— Problem details —
All lines containing the string "Azomonas" must be copied from the entries.
Data for analysis Start Marker
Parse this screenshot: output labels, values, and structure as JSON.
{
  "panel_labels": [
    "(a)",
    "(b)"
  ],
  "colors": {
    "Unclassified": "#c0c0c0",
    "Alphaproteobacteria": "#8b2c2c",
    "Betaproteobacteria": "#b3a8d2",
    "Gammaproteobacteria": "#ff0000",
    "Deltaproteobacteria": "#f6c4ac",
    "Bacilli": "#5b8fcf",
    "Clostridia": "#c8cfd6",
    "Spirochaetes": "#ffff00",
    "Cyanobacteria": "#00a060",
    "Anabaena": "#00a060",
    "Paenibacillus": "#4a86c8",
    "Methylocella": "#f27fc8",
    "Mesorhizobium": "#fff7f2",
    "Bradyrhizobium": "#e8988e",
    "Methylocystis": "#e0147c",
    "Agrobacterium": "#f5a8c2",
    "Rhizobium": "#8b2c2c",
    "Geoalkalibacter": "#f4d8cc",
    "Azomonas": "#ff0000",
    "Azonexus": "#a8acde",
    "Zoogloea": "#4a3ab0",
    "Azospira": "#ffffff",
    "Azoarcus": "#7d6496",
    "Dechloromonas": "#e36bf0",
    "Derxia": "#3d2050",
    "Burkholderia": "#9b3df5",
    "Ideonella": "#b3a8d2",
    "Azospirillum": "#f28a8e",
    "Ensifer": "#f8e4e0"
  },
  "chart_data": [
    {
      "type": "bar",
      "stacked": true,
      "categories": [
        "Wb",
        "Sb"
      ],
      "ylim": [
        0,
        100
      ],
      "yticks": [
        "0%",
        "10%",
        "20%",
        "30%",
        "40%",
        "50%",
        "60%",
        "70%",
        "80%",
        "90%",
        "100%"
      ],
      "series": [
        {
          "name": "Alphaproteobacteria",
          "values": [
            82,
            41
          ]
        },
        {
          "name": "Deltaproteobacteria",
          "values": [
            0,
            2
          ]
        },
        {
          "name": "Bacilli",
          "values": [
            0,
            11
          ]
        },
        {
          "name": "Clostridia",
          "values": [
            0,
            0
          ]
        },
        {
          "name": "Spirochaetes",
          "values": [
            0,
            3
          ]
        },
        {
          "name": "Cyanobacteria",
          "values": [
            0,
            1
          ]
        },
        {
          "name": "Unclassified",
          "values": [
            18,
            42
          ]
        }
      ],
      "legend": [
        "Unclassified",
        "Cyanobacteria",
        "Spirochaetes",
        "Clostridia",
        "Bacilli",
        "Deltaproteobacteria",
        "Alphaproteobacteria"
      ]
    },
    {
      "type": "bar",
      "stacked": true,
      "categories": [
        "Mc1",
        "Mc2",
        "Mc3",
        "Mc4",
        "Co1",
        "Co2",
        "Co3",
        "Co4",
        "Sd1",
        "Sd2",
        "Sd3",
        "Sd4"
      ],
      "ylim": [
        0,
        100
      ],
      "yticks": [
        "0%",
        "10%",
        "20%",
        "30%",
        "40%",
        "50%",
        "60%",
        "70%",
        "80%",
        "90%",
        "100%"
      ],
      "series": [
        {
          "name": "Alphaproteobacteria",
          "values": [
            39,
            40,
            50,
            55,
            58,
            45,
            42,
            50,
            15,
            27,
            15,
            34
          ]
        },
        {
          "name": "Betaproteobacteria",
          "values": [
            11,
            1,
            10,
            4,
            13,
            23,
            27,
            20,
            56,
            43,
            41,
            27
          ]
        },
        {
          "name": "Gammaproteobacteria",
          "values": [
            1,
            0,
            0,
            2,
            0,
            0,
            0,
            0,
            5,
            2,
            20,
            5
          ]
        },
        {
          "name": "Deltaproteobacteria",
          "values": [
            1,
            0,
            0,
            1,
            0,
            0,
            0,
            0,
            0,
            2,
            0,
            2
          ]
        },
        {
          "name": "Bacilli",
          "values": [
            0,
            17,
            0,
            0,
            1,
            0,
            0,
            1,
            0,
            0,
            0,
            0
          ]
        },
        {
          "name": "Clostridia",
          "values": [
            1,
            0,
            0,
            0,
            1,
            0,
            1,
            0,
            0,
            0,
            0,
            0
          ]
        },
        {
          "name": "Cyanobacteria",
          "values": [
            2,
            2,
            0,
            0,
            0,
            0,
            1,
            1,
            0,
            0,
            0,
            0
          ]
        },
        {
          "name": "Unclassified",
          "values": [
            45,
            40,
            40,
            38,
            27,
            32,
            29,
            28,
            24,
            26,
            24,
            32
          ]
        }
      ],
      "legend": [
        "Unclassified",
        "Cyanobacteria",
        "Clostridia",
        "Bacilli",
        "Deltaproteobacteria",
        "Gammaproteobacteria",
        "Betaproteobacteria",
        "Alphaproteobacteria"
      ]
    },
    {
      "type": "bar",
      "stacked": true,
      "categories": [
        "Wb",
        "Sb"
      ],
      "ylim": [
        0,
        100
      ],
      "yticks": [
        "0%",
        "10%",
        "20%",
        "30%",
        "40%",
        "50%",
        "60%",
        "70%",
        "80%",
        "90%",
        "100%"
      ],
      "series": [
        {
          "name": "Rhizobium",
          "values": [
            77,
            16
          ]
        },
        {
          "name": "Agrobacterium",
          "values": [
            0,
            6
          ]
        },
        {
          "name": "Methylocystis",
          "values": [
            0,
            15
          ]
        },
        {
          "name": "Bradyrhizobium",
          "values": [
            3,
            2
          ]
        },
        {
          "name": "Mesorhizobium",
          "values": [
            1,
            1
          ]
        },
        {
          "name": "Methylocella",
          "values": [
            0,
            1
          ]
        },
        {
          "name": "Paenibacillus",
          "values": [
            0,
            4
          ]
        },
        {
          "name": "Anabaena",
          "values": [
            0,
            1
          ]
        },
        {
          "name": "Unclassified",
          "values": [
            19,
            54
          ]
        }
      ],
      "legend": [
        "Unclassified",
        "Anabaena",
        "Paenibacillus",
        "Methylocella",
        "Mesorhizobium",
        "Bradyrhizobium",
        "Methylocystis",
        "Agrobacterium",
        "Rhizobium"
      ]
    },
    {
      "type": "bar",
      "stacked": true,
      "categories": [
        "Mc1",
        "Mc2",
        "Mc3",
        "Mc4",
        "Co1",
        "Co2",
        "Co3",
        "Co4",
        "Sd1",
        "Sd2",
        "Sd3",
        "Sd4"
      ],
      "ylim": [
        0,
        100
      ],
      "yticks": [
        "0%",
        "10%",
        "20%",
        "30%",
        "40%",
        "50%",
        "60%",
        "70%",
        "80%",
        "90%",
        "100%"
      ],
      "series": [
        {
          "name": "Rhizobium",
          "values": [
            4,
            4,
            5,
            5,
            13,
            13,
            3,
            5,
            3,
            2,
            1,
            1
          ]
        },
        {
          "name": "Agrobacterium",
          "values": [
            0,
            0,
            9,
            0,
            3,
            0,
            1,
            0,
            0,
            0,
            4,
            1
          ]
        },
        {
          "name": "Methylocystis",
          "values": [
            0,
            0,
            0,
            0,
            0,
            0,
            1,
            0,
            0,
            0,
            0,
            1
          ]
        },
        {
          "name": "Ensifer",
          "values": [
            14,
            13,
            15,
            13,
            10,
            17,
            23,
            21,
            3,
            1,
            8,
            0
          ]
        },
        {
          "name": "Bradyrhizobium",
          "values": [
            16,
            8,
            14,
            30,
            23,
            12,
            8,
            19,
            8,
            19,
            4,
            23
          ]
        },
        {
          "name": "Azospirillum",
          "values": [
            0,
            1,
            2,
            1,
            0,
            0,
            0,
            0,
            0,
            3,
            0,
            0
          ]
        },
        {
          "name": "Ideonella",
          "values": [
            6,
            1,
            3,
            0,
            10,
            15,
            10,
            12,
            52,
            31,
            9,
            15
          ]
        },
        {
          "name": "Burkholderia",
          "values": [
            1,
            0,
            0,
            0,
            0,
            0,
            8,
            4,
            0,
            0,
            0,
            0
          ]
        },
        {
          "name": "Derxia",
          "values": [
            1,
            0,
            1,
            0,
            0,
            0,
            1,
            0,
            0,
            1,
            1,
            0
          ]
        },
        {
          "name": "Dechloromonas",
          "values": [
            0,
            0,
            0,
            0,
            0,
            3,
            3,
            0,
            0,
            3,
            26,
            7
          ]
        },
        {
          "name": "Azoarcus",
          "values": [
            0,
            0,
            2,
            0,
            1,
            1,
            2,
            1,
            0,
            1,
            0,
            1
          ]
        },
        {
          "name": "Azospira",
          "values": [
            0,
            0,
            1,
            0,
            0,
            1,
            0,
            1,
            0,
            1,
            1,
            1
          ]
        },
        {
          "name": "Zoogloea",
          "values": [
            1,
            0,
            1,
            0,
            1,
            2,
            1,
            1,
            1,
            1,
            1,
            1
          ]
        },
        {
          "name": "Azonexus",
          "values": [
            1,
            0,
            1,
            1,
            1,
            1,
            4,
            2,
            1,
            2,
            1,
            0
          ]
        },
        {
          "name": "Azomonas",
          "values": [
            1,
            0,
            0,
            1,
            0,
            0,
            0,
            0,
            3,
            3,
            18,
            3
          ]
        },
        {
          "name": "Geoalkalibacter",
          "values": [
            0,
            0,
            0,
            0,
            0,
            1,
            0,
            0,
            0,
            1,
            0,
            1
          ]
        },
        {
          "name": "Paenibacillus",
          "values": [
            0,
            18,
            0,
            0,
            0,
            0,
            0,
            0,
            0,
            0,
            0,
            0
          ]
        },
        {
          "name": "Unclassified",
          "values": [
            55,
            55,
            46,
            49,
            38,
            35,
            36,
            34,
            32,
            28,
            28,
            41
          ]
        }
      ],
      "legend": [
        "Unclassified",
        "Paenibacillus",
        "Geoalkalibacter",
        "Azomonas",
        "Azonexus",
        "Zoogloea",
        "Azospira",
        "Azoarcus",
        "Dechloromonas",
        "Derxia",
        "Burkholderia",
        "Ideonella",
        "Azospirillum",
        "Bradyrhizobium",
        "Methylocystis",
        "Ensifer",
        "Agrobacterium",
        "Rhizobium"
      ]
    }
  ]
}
Data for analysis End Marker
— Exercise output —
    "Azomonas": "#ff0000",
          "name": "Azomonas",
        "Azomonas",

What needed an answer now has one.